From the material below, copy out word for word the lines starting at the one that contains "data-point-memogain xyxy=(177,157,186,166)" and ending with the one that contains "data-point-placebo xyxy=(86,239,95,248)", both included.
— start of Supplied material —
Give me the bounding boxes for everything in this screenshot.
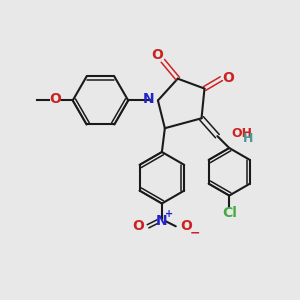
Text: H: H — [243, 132, 253, 145]
Text: Cl: Cl — [222, 206, 237, 220]
Text: OH: OH — [231, 127, 252, 140]
Text: O: O — [132, 219, 144, 233]
Text: O: O — [222, 71, 234, 85]
Text: O: O — [49, 92, 61, 106]
Text: −: − — [189, 227, 200, 240]
Text: N: N — [156, 214, 168, 228]
Text: O: O — [151, 48, 163, 62]
Text: N: N — [143, 92, 155, 106]
Text: O: O — [181, 219, 193, 233]
Text: +: + — [165, 209, 173, 219]
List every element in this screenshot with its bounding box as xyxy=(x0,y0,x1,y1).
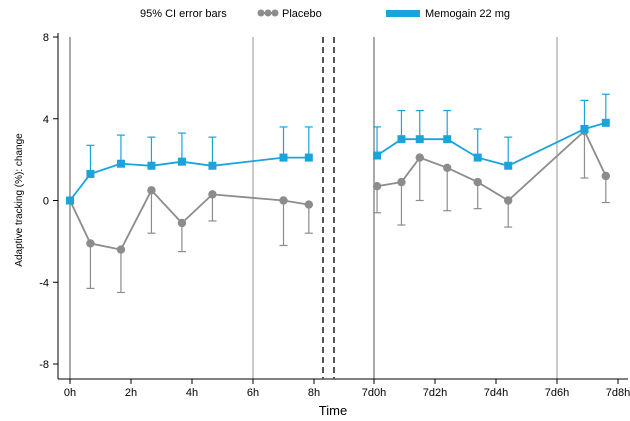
data-point-memogain xyxy=(177,157,186,166)
data-point-placebo xyxy=(208,190,217,199)
legend: 95% CI error bars Placebo Memogain 22 mg xyxy=(140,8,510,20)
data-point-placebo xyxy=(304,200,314,209)
legend-memogain-marker xyxy=(386,10,420,17)
data-point-placebo xyxy=(601,171,610,181)
y-ticks: 8 4 0 -4 -8 xyxy=(39,32,58,371)
data-point-placebo xyxy=(86,239,95,248)
x-tick-label: 7d8h xyxy=(606,387,630,399)
x-tick-label: 7d0h xyxy=(362,387,386,399)
data-point-memogain xyxy=(397,135,406,144)
data-point-memogain xyxy=(601,118,610,127)
series-placebo xyxy=(65,126,610,294)
axes xyxy=(57,33,628,380)
data-point-memogain xyxy=(208,161,217,170)
data-point-memogain xyxy=(147,161,156,170)
x-tick-label: 4h xyxy=(186,387,198,399)
data-point-memogain xyxy=(86,169,95,178)
series-line-memogain xyxy=(376,121,607,167)
data-point-placebo xyxy=(147,186,156,195)
x-tick-label: 7d4h xyxy=(484,387,508,399)
series-group xyxy=(65,93,610,294)
vertical-grid-lines xyxy=(69,37,558,379)
data-point-placebo xyxy=(415,153,424,162)
data-point-placebo xyxy=(279,196,288,205)
y-tick-label: -8 xyxy=(39,359,49,371)
legend-ci-label: 95% CI error bars xyxy=(140,8,227,20)
data-point-placebo xyxy=(177,218,187,228)
data-point-memogain xyxy=(116,159,125,168)
data-point-memogain xyxy=(580,124,589,133)
data-point-memogain xyxy=(279,153,288,162)
y-tick-label: 0 xyxy=(43,196,49,208)
data-point-memogain xyxy=(373,151,382,160)
series-memogain xyxy=(66,93,610,205)
series-line-placebo xyxy=(69,188,309,251)
y-axis-title: Adaptive tracking (%): change xyxy=(14,133,25,267)
legend-placebo-label: Placebo xyxy=(282,8,322,20)
y-tick-label: 8 xyxy=(43,32,49,44)
data-point-memogain xyxy=(304,153,313,162)
x-tick-label: 8h xyxy=(308,387,320,399)
y-tick-label: 4 xyxy=(43,114,49,126)
x-tick-label: 6h xyxy=(247,387,259,399)
legend-placebo-marker xyxy=(257,9,279,17)
x-axis-title: Time xyxy=(319,403,347,418)
data-point-memogain xyxy=(443,135,452,144)
x-tick-label: 2h xyxy=(125,387,137,399)
y-tick-label: -4 xyxy=(39,277,49,289)
series-line-placebo xyxy=(376,129,607,202)
axis-break xyxy=(322,37,335,379)
data-point-placebo xyxy=(372,181,382,191)
data-point-memogain xyxy=(66,196,74,205)
data-point-memogain xyxy=(504,161,513,170)
data-point-placebo xyxy=(504,196,513,205)
data-point-memogain xyxy=(473,153,482,162)
data-point-placebo xyxy=(116,245,126,254)
data-point-placebo xyxy=(473,177,482,187)
data-point-memogain xyxy=(415,135,424,144)
x-tick-label: 0h xyxy=(64,387,76,399)
legend-memogain-label: Memogain 22 mg xyxy=(425,8,510,20)
data-point-placebo xyxy=(397,177,406,187)
x-tick-label: 7d2h xyxy=(423,387,447,399)
series-line-memogain xyxy=(69,156,309,202)
x-ticks: 0h 2h 4h 6h 8h 7d0h 7d2h 7d4h 7d6h 7d8h xyxy=(64,379,630,399)
x-tick-label: 7d6h xyxy=(545,387,569,399)
data-point-placebo xyxy=(443,163,452,172)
— end of Supplied material —
__Reply to the task__:
data-point-memogain xyxy=(177,157,186,166)
data-point-placebo xyxy=(208,190,217,199)
legend: 95% CI error bars Placebo Memogain 22 mg xyxy=(140,8,510,20)
data-point-placebo xyxy=(304,200,314,209)
legend-memogain-marker xyxy=(386,10,420,17)
data-point-placebo xyxy=(601,171,610,181)
y-ticks: 8 4 0 -4 -8 xyxy=(39,32,58,371)
data-point-placebo xyxy=(86,239,95,248)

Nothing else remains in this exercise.